The entries below need to be transcribed verbatim.

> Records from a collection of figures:
***

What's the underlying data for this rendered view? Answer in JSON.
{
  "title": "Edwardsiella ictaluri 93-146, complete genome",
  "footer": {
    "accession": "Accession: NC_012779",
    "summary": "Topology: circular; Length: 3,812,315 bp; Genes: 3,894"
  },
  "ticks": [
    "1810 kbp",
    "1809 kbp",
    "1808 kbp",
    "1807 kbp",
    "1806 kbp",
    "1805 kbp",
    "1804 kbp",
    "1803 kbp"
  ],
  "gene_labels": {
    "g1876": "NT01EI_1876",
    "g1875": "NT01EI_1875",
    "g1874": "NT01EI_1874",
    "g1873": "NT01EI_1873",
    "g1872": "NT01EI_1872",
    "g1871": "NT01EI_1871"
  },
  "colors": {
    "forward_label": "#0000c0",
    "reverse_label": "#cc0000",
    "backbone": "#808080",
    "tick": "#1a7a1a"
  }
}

***

> THE ANSWER:
What's the underlying data for this rendered view? Answer in JSON.
{
  "title": "Edwardsiella ictaluri 93-146, complete genome",
  "footer": {
    "accession": "Accession: NC_012779",
    "summary": "Topology: circular; Length: 3,812,315 bp; Genes: 3,894"
  },
  "ticks": [
    "1810 kbp",
    "1809 kbp",
    "1808 kbp",
    "1807 kbp",
    "1806 kbp",
    "1805 kbp",
    "1804 kbp",
    "1803 kbp"
  ],
  "gene_labels": {
    "g1876": "NT01EI_1876",
    "g1875": "NT01EI_1875",
    "g1874": "NT01EI_1874",
    "g1873": "NT01EI_1873",
    "g1872": "NT01EI_1872",
    "g1871": "NT01EI_1871"
  },
  "colors": {
    "forward_label": "#0000c0",
    "reverse_label": "#cc0000",
    "backbone": "#808080",
    "tick": "#1a7a1a"
  }
}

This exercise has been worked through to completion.